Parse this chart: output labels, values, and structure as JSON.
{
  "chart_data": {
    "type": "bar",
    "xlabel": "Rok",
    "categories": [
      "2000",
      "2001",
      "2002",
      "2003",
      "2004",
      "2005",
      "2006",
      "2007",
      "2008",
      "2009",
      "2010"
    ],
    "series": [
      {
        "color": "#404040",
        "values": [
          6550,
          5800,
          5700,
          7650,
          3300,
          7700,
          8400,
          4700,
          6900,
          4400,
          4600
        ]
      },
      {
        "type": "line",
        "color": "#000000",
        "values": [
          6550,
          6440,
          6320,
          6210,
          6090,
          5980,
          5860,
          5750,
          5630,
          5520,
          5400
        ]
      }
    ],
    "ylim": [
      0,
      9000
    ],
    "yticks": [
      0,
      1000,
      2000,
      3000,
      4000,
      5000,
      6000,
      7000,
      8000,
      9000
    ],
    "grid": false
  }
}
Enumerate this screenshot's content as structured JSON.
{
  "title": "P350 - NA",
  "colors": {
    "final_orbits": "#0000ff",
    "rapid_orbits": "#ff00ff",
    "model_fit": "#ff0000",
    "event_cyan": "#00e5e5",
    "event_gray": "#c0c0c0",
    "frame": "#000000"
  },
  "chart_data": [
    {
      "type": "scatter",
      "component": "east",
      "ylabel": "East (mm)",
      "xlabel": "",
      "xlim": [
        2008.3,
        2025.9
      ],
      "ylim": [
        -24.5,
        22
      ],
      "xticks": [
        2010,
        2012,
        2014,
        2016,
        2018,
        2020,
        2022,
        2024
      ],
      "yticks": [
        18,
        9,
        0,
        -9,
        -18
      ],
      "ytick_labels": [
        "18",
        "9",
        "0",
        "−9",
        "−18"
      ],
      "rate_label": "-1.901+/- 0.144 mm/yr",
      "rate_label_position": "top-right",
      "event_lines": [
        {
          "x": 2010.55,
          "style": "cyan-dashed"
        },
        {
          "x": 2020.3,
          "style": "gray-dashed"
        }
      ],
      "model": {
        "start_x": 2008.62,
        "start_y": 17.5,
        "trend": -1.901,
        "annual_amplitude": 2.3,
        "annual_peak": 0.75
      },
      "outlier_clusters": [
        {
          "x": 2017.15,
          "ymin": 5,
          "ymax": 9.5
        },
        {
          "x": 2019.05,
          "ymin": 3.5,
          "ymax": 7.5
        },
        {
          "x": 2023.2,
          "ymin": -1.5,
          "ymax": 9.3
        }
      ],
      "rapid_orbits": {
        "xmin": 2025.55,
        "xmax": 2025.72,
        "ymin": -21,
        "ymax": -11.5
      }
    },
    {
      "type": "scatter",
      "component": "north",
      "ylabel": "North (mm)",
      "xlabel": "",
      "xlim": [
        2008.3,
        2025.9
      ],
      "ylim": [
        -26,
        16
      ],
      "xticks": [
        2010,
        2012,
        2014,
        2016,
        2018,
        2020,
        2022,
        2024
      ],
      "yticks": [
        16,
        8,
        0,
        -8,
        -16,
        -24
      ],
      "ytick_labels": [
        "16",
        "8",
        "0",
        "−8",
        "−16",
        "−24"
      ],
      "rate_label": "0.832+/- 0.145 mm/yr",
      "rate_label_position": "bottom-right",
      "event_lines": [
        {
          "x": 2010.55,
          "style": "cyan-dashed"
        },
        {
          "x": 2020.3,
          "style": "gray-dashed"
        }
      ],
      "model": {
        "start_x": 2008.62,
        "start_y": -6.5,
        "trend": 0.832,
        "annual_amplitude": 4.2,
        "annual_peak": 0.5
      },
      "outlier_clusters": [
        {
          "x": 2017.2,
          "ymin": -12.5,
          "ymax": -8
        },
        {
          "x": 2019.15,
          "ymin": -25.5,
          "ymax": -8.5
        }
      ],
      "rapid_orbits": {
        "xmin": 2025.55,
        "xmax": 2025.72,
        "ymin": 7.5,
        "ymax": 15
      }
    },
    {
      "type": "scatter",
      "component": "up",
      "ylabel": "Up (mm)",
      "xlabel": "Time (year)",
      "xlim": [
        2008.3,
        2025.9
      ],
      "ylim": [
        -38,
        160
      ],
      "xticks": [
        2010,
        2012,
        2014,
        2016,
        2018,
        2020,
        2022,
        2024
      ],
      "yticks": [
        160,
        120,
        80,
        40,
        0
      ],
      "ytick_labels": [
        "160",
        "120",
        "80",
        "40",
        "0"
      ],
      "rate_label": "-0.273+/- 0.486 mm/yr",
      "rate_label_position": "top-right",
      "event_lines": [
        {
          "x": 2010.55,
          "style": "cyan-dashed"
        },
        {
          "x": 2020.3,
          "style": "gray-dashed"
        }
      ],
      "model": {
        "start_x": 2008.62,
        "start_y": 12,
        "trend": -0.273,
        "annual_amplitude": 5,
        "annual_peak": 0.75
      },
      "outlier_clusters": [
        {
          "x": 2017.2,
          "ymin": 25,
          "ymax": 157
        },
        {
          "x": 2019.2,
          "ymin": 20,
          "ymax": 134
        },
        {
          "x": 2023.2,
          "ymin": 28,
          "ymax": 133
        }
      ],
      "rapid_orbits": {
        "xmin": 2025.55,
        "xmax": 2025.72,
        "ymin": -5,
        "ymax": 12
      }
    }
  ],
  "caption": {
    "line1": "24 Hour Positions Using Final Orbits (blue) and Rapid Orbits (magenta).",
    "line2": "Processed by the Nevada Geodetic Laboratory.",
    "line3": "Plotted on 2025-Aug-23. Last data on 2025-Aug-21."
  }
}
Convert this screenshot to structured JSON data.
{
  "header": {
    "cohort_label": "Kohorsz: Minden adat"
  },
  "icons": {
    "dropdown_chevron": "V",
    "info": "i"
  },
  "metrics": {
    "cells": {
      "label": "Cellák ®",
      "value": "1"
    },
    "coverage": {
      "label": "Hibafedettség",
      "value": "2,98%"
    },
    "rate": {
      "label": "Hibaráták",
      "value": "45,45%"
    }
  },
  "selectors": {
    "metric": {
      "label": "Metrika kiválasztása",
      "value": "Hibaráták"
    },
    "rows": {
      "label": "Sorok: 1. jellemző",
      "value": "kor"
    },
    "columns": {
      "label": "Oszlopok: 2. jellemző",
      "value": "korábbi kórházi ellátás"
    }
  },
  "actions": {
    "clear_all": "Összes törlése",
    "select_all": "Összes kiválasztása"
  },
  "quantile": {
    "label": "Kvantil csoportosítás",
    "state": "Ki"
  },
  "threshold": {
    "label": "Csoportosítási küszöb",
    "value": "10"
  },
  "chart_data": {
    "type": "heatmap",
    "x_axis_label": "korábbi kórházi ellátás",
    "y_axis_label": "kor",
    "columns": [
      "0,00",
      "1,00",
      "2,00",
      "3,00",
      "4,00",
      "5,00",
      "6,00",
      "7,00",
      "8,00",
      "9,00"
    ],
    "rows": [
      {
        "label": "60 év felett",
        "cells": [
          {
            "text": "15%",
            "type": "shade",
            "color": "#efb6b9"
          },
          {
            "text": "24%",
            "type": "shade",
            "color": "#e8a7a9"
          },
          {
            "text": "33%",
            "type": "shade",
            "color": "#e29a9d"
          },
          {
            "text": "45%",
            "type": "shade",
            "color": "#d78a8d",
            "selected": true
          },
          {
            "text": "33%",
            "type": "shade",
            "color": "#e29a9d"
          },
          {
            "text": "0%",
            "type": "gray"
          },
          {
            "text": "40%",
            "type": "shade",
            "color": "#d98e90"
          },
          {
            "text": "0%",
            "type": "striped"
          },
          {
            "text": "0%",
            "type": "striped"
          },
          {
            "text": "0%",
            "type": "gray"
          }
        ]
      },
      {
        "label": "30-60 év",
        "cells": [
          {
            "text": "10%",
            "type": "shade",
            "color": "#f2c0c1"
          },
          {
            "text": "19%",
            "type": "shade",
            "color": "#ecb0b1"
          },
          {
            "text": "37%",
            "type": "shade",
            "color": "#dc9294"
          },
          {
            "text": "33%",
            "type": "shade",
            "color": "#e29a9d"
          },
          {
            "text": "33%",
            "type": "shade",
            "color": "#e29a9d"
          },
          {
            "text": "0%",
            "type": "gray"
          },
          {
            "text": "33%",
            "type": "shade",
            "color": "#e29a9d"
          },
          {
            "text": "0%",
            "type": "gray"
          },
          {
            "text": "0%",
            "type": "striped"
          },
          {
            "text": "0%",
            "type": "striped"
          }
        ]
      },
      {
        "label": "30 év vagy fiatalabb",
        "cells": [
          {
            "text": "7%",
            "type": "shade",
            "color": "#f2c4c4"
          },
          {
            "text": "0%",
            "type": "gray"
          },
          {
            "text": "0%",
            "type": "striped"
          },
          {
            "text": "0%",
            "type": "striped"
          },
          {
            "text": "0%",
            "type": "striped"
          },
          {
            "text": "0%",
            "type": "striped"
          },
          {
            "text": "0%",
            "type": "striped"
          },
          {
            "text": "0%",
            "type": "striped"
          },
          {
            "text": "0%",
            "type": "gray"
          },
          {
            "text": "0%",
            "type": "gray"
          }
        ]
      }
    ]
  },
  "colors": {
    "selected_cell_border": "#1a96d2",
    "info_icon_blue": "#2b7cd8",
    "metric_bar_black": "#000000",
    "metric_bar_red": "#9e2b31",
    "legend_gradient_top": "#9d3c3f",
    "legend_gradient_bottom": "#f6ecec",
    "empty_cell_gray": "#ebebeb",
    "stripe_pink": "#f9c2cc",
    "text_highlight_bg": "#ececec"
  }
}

======

= Given exercise =
List every line in the records above that contains the word "ellátás".

= Answer to the problem =
      "value": "korábbi kórházi ellátás"
    "x_axis_label": "korábbi kórházi ellátás",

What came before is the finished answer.